Within the records that follow, find every line containing the string "note". Copy those lines.

— begin —

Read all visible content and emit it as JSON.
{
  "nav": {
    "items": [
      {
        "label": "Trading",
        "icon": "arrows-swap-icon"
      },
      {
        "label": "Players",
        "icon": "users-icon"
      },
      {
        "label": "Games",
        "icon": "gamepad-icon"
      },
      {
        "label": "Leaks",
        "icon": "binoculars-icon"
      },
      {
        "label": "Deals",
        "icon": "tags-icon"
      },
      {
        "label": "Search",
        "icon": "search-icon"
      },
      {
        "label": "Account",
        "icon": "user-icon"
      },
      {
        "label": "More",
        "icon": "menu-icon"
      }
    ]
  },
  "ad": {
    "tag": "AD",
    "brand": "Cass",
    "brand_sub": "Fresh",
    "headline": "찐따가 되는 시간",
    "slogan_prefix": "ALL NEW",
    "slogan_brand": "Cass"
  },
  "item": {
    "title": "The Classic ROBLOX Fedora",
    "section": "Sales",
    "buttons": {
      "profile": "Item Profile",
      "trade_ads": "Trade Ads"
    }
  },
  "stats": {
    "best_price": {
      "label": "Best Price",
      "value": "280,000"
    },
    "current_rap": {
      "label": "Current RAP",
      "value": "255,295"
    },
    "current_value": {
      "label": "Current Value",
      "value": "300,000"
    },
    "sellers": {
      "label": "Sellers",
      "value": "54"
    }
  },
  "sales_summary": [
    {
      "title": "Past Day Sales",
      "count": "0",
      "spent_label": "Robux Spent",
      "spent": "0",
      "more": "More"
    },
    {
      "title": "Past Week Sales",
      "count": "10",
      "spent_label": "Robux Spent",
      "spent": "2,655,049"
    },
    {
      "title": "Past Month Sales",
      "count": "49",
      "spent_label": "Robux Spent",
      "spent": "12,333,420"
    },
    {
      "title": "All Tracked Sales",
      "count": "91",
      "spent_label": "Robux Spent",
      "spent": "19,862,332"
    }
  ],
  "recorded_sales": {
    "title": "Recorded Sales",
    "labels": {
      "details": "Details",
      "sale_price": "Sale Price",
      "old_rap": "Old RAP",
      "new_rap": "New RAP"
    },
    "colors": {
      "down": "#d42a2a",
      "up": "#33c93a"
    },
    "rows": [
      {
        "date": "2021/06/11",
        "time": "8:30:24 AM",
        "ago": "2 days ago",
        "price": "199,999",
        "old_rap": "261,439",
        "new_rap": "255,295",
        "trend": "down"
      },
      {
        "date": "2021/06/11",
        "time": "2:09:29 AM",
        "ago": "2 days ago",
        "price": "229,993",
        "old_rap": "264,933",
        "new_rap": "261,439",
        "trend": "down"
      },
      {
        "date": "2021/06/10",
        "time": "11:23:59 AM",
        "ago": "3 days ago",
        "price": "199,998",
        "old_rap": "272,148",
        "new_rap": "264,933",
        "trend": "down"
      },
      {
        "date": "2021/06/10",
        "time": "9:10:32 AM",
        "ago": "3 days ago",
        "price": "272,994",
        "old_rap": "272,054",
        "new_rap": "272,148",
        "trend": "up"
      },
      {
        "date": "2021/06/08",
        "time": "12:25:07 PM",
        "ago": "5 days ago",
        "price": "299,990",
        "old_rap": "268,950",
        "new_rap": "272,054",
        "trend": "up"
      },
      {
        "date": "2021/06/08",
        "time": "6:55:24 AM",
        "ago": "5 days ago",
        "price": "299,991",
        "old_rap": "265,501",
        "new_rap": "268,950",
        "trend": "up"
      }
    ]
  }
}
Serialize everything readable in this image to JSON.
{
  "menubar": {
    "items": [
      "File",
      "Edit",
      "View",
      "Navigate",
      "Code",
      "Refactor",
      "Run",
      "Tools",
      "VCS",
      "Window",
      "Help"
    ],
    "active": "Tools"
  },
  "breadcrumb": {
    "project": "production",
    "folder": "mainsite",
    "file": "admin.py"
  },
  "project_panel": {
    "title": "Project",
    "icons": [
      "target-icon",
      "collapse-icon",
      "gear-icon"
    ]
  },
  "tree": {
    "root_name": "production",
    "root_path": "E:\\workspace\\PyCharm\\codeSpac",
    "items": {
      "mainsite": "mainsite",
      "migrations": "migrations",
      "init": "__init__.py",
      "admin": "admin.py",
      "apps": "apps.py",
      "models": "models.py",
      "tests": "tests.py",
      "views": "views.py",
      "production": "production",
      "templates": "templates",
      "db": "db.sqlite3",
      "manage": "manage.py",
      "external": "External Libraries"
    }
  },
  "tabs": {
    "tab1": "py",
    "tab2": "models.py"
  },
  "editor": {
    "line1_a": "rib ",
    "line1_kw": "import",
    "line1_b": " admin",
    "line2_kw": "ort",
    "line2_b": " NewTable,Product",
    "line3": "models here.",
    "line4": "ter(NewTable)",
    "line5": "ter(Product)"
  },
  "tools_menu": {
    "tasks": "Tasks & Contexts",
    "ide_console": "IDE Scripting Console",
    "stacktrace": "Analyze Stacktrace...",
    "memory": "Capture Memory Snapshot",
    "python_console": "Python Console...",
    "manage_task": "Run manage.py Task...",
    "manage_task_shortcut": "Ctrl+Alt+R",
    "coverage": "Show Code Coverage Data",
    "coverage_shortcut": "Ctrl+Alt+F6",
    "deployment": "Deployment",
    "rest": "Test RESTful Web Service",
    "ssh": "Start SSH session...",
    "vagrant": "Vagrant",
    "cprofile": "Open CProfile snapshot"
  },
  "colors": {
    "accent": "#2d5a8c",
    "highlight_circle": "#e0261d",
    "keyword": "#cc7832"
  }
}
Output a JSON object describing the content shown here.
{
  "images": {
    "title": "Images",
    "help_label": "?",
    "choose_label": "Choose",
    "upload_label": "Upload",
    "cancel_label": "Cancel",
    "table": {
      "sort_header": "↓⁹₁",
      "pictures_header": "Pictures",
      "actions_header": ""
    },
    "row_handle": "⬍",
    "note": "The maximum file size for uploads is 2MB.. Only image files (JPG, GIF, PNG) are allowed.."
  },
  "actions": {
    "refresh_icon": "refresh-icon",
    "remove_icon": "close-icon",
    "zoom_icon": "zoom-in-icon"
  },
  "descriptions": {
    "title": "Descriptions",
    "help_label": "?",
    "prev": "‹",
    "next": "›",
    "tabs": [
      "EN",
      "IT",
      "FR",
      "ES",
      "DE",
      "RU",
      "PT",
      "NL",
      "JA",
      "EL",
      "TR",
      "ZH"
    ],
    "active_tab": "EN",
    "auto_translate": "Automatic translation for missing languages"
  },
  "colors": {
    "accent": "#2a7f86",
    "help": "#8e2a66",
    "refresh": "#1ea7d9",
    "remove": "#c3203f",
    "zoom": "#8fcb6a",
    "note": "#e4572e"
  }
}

— end —

**Result for this exercise:**
    "note": "The maximum file size for uploads is 2MB.. Only image files (JPG, GIF, PNG) are allowed.."
    "note": "#e4572e"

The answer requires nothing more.